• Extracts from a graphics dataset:
*-*-*

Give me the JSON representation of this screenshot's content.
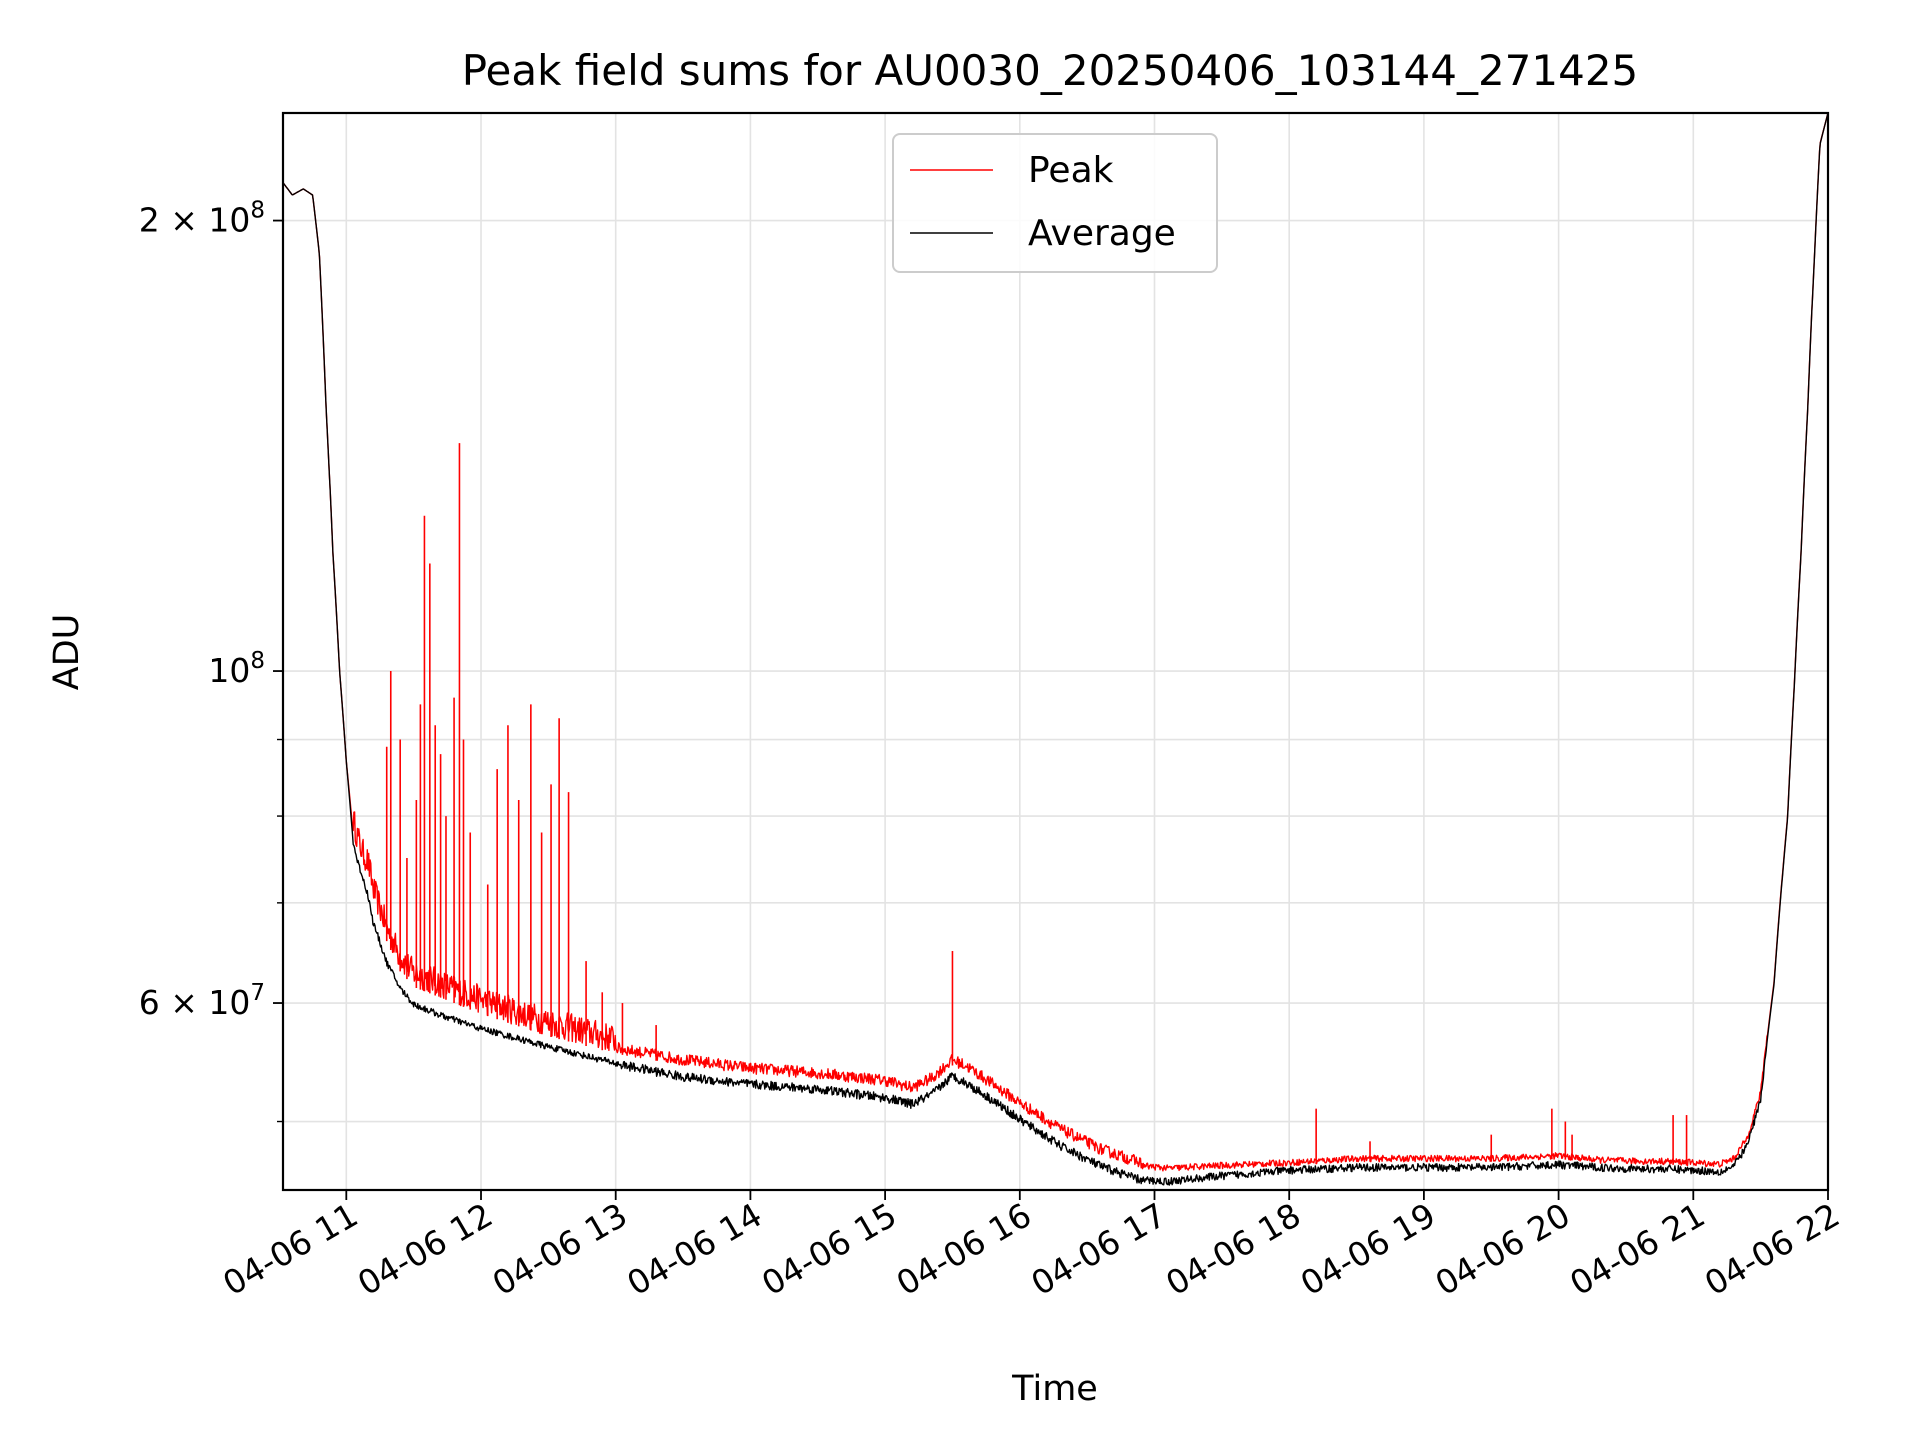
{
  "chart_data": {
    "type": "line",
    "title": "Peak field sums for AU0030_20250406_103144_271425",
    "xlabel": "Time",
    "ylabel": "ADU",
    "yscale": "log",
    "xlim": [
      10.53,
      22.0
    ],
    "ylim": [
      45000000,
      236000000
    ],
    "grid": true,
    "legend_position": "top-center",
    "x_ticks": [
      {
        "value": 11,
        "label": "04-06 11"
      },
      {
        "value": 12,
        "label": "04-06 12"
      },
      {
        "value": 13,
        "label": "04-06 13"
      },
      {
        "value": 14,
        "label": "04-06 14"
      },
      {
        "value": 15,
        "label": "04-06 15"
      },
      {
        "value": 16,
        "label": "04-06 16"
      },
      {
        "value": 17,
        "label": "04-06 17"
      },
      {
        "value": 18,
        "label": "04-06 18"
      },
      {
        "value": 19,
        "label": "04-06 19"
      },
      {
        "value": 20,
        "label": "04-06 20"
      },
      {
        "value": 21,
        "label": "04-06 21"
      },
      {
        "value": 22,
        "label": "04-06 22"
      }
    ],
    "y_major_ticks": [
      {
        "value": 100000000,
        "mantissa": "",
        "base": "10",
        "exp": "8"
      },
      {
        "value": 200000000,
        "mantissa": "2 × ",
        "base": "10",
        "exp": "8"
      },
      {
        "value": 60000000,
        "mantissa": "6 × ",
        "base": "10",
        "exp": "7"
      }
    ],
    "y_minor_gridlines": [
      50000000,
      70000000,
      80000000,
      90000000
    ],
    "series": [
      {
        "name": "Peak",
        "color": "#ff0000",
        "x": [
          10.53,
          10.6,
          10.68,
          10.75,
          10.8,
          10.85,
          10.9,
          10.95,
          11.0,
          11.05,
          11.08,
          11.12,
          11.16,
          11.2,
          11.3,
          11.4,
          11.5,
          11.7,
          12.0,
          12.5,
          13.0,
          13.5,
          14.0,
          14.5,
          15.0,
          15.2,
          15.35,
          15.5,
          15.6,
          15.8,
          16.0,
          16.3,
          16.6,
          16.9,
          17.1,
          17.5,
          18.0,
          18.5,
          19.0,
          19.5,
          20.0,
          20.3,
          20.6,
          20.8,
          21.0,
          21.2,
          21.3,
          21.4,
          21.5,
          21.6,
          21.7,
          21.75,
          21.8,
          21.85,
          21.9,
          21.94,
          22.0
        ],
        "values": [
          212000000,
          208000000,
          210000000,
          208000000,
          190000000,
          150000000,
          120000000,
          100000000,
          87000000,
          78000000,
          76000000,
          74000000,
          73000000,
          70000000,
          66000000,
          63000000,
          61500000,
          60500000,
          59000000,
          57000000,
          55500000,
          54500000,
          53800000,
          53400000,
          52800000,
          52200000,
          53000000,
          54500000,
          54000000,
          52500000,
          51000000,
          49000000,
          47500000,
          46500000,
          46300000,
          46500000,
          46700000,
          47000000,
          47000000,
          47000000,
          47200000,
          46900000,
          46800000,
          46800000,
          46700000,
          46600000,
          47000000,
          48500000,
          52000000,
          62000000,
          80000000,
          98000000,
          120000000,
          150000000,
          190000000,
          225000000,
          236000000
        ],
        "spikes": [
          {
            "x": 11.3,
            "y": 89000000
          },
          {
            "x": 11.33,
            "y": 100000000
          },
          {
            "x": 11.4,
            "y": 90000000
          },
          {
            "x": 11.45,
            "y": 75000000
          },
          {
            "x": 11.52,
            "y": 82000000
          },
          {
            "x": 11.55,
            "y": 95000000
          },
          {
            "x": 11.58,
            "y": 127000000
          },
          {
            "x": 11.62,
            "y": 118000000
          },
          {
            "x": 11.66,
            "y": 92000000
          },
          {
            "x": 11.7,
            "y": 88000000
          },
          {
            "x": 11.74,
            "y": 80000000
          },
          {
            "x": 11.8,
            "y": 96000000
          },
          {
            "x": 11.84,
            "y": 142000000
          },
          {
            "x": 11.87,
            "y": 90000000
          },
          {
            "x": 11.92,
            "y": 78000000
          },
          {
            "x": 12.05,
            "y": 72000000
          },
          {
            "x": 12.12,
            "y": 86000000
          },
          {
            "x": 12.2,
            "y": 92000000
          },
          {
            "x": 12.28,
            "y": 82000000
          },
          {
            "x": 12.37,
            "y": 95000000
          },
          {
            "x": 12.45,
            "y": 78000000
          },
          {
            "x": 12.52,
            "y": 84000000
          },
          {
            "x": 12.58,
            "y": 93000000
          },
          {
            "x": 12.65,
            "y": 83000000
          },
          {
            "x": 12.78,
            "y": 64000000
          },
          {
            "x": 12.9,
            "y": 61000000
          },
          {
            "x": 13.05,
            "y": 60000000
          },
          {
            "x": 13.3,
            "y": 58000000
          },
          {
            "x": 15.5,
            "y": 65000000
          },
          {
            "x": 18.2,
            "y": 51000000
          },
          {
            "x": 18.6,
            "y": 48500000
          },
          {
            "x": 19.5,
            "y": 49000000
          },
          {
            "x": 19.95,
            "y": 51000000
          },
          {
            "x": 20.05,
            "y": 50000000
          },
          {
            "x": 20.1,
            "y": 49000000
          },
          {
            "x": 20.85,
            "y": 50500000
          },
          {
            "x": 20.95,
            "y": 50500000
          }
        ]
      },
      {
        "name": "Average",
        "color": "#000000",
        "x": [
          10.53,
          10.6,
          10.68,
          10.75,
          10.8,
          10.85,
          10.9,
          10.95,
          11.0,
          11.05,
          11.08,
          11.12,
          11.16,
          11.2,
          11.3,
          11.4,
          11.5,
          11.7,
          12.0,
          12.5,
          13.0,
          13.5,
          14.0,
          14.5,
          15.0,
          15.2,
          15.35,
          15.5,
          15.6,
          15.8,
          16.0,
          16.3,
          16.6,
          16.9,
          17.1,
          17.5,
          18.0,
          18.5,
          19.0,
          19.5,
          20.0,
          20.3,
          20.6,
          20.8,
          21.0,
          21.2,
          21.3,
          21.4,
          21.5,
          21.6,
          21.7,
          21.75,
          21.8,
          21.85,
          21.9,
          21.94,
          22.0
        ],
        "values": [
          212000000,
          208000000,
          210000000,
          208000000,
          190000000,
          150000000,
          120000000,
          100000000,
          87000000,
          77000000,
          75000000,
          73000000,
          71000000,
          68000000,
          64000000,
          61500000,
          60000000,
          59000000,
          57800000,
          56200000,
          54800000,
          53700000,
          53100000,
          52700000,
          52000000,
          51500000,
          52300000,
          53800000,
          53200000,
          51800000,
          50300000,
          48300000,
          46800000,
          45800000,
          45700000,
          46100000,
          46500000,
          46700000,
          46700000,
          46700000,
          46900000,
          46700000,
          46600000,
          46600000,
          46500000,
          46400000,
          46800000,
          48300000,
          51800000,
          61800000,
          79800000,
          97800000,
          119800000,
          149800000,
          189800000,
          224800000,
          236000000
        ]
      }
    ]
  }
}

*-*-*

Transcribe the material as is, with images omitted.

Give me the JSON representation of this screenshot's content.
{
  "chart_data": {
    "type": "line",
    "title": "Peak field sums for AU0030_20250406_103144_271425",
    "xlabel": "Time",
    "ylabel": "ADU",
    "yscale": "log",
    "xlim": [
      10.53,
      22.0
    ],
    "ylim": [
      45000000,
      236000000
    ],
    "grid": true,
    "legend_position": "top-center",
    "x_ticks": [
      {
        "value": 11,
        "label": "04-06 11"
      },
      {
        "value": 12,
        "label": "04-06 12"
      },
      {
        "value": 13,
        "label": "04-06 13"
      },
      {
        "value": 14,
        "label": "04-06 14"
      },
      {
        "value": 15,
        "label": "04-06 15"
      },
      {
        "value": 16,
        "label": "04-06 16"
      },
      {
        "value": 17,
        "label": "04-06 17"
      },
      {
        "value": 18,
        "label": "04-06 18"
      },
      {
        "value": 19,
        "label": "04-06 19"
      },
      {
        "value": 20,
        "label": "04-06 20"
      },
      {
        "value": 21,
        "label": "04-06 21"
      },
      {
        "value": 22,
        "label": "04-06 22"
      }
    ],
    "y_major_ticks": [
      {
        "value": 100000000,
        "mantissa": "",
        "base": "10",
        "exp": "8"
      },
      {
        "value": 200000000,
        "mantissa": "2 × ",
        "base": "10",
        "exp": "8"
      },
      {
        "value": 60000000,
        "mantissa": "6 × ",
        "base": "10",
        "exp": "7"
      }
    ],
    "y_minor_gridlines": [
      50000000,
      70000000,
      80000000,
      90000000
    ],
    "series": [
      {
        "name": "Peak",
        "color": "#ff0000",
        "x": [
          10.53,
          10.6,
          10.68,
          10.75,
          10.8,
          10.85,
          10.9,
          10.95,
          11.0,
          11.05,
          11.08,
          11.12,
          11.16,
          11.2,
          11.3,
          11.4,
          11.5,
          11.7,
          12.0,
          12.5,
          13.0,
          13.5,
          14.0,
          14.5,
          15.0,
          15.2,
          15.35,
          15.5,
          15.6,
          15.8,
          16.0,
          16.3,
          16.6,
          16.9,
          17.1,
          17.5,
          18.0,
          18.5,
          19.0,
          19.5,
          20.0,
          20.3,
          20.6,
          20.8,
          21.0,
          21.2,
          21.3,
          21.4,
          21.5,
          21.6,
          21.7,
          21.75,
          21.8,
          21.85,
          21.9,
          21.94,
          22.0
        ],
        "values": [
          212000000,
          208000000,
          210000000,
          208000000,
          190000000,
          150000000,
          120000000,
          100000000,
          87000000,
          78000000,
          76000000,
          74000000,
          73000000,
          70000000,
          66000000,
          63000000,
          61500000,
          60500000,
          59000000,
          57000000,
          55500000,
          54500000,
          53800000,
          53400000,
          52800000,
          52200000,
          53000000,
          54500000,
          54000000,
          52500000,
          51000000,
          49000000,
          47500000,
          46500000,
          46300000,
          46500000,
          46700000,
          47000000,
          47000000,
          47000000,
          47200000,
          46900000,
          46800000,
          46800000,
          46700000,
          46600000,
          47000000,
          48500000,
          52000000,
          62000000,
          80000000,
          98000000,
          120000000,
          150000000,
          190000000,
          225000000,
          236000000
        ],
        "spikes": [
          {
            "x": 11.3,
            "y": 89000000
          },
          {
            "x": 11.33,
            "y": 100000000
          },
          {
            "x": 11.4,
            "y": 90000000
          },
          {
            "x": 11.45,
            "y": 75000000
          },
          {
            "x": 11.52,
            "y": 82000000
          },
          {
            "x": 11.55,
            "y": 95000000
          },
          {
            "x": 11.58,
            "y": 127000000
          },
          {
            "x": 11.62,
            "y": 118000000
          },
          {
            "x": 11.66,
            "y": 92000000
          },
          {
            "x": 11.7,
            "y": 88000000
          },
          {
            "x": 11.74,
            "y": 80000000
          },
          {
            "x": 11.8,
            "y": 96000000
          },
          {
            "x": 11.84,
            "y": 142000000
          },
          {
            "x": 11.87,
            "y": 90000000
          },
          {
            "x": 11.92,
            "y": 78000000
          },
          {
            "x": 12.05,
            "y": 72000000
          },
          {
            "x": 12.12,
            "y": 86000000
          },
          {
            "x": 12.2,
            "y": 92000000
          },
          {
            "x": 12.28,
            "y": 82000000
          },
          {
            "x": 12.37,
            "y": 95000000
          },
          {
            "x": 12.45,
            "y": 78000000
          },
          {
            "x": 12.52,
            "y": 84000000
          },
          {
            "x": 12.58,
            "y": 93000000
          },
          {
            "x": 12.65,
            "y": 83000000
          },
          {
            "x": 12.78,
            "y": 64000000
          },
          {
            "x": 12.9,
            "y": 61000000
          },
          {
            "x": 13.05,
            "y": 60000000
          },
          {
            "x": 13.3,
            "y": 58000000
          },
          {
            "x": 15.5,
            "y": 65000000
          },
          {
            "x": 18.2,
            "y": 51000000
          },
          {
            "x": 18.6,
            "y": 48500000
          },
          {
            "x": 19.5,
            "y": 49000000
          },
          {
            "x": 19.95,
            "y": 51000000
          },
          {
            "x": 20.05,
            "y": 50000000
          },
          {
            "x": 20.1,
            "y": 49000000
          },
          {
            "x": 20.85,
            "y": 50500000
          },
          {
            "x": 20.95,
            "y": 50500000
          }
        ]
      },
      {
        "name": "Average",
        "color": "#000000",
        "x": [
          10.53,
          10.6,
          10.68,
          10.75,
          10.8,
          10.85,
          10.9,
          10.95,
          11.0,
          11.05,
          11.08,
          11.12,
          11.16,
          11.2,
          11.3,
          11.4,
          11.5,
          11.7,
          12.0,
          12.5,
          13.0,
          13.5,
          14.0,
          14.5,
          15.0,
          15.2,
          15.35,
          15.5,
          15.6,
          15.8,
          16.0,
          16.3,
          16.6,
          16.9,
          17.1,
          17.5,
          18.0,
          18.5,
          19.0,
          19.5,
          20.0,
          20.3,
          20.6,
          20.8,
          21.0,
          21.2,
          21.3,
          21.4,
          21.5,
          21.6,
          21.7,
          21.75,
          21.8,
          21.85,
          21.9,
          21.94,
          22.0
        ],
        "values": [
          212000000,
          208000000,
          210000000,
          208000000,
          190000000,
          150000000,
          120000000,
          100000000,
          87000000,
          77000000,
          75000000,
          73000000,
          71000000,
          68000000,
          64000000,
          61500000,
          60000000,
          59000000,
          57800000,
          56200000,
          54800000,
          53700000,
          53100000,
          52700000,
          52000000,
          51500000,
          52300000,
          53800000,
          53200000,
          51800000,
          50300000,
          48300000,
          46800000,
          45800000,
          45700000,
          46100000,
          46500000,
          46700000,
          46700000,
          46700000,
          46900000,
          46700000,
          46600000,
          46600000,
          46500000,
          46400000,
          46800000,
          48300000,
          51800000,
          61800000,
          79800000,
          97800000,
          119800000,
          149800000,
          189800000,
          224800000,
          236000000
        ]
      }
    ]
  }
}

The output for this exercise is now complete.